[Short task]: Using the data below, gather each line that includes the word "structure".
-- start --
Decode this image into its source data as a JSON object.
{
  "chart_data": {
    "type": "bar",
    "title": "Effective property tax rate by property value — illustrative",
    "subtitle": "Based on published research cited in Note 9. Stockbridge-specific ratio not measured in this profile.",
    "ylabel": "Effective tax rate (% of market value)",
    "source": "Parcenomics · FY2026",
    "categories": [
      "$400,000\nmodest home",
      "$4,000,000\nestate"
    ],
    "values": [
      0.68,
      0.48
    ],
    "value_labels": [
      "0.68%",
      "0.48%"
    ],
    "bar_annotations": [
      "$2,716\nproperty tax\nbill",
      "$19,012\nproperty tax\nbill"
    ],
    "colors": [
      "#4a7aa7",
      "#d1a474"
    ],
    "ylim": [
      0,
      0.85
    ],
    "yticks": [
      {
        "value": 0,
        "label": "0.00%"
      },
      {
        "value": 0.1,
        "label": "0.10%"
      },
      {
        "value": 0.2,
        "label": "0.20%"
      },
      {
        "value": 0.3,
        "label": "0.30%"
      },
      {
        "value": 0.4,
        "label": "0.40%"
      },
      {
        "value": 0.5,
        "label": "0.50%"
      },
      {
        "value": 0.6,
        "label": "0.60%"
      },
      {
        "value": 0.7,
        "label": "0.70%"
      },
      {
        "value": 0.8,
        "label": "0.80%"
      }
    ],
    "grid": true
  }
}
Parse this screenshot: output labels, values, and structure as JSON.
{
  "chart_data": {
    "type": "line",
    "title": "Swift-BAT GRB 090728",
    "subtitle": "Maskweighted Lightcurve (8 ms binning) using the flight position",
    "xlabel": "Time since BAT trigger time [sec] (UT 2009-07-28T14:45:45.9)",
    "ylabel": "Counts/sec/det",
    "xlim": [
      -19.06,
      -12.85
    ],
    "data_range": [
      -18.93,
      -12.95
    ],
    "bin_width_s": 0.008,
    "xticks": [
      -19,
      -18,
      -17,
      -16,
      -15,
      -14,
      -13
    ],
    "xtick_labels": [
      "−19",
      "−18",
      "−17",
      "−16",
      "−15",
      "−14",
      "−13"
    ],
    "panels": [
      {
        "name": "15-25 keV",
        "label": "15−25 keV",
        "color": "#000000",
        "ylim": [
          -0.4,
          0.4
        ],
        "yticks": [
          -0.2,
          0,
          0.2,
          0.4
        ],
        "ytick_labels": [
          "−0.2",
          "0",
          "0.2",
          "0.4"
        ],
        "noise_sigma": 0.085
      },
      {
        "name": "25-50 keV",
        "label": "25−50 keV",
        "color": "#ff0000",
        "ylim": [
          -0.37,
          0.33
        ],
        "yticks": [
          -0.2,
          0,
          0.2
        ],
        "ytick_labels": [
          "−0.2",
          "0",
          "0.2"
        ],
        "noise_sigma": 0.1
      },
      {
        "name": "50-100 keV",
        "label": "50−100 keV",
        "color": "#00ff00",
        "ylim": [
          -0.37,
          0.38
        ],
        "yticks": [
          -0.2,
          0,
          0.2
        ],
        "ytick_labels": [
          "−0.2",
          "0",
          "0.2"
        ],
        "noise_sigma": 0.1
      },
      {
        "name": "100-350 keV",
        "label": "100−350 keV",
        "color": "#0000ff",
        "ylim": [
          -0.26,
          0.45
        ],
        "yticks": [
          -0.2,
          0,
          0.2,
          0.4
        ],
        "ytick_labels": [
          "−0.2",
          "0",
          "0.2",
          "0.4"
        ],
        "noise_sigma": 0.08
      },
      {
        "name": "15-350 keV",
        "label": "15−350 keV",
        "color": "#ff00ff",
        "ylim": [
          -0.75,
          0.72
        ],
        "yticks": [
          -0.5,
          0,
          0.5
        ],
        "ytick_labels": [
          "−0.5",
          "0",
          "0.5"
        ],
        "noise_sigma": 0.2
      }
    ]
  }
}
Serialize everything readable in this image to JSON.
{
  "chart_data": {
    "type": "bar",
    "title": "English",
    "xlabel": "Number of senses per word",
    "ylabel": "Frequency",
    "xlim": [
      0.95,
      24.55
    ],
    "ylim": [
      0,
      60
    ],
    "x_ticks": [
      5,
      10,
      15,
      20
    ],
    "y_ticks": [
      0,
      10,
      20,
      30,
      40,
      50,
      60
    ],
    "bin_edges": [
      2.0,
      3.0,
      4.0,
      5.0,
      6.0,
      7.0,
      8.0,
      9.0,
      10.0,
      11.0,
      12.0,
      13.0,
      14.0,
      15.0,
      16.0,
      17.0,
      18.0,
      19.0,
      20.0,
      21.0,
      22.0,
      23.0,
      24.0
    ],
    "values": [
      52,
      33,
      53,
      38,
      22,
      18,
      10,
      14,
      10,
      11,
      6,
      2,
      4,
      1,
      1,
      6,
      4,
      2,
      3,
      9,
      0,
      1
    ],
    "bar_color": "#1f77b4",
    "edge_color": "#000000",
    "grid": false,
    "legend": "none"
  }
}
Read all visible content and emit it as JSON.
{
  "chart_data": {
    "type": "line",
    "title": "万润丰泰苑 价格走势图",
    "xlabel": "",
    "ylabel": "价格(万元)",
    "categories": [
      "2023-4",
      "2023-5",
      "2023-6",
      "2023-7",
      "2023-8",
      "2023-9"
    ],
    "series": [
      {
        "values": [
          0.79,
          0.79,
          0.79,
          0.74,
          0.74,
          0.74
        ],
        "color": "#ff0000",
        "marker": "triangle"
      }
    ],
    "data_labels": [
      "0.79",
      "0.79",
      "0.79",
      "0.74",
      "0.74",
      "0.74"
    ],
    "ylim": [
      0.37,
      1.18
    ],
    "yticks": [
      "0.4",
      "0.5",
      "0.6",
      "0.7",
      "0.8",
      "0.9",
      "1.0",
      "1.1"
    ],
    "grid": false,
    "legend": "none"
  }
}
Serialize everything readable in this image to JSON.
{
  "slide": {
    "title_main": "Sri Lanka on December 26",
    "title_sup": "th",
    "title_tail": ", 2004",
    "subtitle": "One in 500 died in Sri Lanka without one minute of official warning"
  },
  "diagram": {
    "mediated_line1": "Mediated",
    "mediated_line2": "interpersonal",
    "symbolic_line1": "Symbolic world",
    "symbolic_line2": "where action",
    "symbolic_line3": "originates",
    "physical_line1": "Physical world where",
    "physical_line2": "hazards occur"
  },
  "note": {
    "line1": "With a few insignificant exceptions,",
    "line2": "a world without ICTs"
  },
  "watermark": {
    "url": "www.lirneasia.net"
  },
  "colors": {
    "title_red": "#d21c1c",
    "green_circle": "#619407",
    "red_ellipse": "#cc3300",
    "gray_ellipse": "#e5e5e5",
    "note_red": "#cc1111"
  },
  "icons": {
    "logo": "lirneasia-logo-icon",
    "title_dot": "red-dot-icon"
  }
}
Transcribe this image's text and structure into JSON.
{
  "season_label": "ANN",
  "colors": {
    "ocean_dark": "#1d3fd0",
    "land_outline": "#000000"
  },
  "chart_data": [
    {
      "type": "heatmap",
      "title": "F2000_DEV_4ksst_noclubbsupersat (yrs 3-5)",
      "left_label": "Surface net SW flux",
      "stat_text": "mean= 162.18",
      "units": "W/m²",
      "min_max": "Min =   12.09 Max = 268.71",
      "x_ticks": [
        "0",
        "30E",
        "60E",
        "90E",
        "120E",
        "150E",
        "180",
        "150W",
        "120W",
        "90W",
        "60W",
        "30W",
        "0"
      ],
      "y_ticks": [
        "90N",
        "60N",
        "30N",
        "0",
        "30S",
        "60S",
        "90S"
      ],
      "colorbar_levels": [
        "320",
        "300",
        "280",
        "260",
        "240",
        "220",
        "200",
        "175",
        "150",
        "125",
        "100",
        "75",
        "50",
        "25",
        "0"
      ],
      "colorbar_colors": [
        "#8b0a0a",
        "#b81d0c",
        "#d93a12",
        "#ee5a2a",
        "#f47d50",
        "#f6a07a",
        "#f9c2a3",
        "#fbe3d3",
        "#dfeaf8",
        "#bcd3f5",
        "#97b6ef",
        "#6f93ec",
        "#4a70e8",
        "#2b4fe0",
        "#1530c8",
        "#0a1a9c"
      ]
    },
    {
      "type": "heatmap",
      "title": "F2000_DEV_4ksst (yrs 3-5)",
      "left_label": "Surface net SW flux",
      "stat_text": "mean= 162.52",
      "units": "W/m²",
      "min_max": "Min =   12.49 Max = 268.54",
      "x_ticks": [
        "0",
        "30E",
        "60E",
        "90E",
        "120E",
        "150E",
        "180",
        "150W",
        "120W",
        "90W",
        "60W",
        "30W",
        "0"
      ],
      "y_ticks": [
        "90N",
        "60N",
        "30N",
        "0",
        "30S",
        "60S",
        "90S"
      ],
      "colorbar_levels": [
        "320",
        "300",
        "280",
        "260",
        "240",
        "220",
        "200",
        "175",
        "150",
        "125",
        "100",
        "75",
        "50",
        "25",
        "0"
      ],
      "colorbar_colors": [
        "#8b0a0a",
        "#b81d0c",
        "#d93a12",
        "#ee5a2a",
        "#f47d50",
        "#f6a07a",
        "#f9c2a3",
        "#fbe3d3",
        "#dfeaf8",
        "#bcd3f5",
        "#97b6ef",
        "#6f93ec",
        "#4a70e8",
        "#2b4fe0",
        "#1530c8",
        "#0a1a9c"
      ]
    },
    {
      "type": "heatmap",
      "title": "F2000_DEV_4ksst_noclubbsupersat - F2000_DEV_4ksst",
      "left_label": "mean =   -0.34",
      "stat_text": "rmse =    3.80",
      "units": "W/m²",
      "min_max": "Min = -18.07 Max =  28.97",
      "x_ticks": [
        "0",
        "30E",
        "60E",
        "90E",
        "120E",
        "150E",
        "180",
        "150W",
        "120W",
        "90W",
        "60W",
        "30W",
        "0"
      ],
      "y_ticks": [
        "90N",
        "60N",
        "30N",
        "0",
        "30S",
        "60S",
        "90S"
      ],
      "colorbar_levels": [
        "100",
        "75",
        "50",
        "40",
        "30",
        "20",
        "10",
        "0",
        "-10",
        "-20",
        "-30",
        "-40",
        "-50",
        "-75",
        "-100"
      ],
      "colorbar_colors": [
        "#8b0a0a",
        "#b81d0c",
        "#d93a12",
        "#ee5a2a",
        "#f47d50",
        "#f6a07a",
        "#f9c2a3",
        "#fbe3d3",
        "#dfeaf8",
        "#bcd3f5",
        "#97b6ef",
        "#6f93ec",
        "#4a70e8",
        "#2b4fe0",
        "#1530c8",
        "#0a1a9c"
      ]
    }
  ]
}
-- end --
[Answer below]:
Parse this screenshot: output labels, values, and structure as JSON.
Transcribe this image's text and structure into JSON.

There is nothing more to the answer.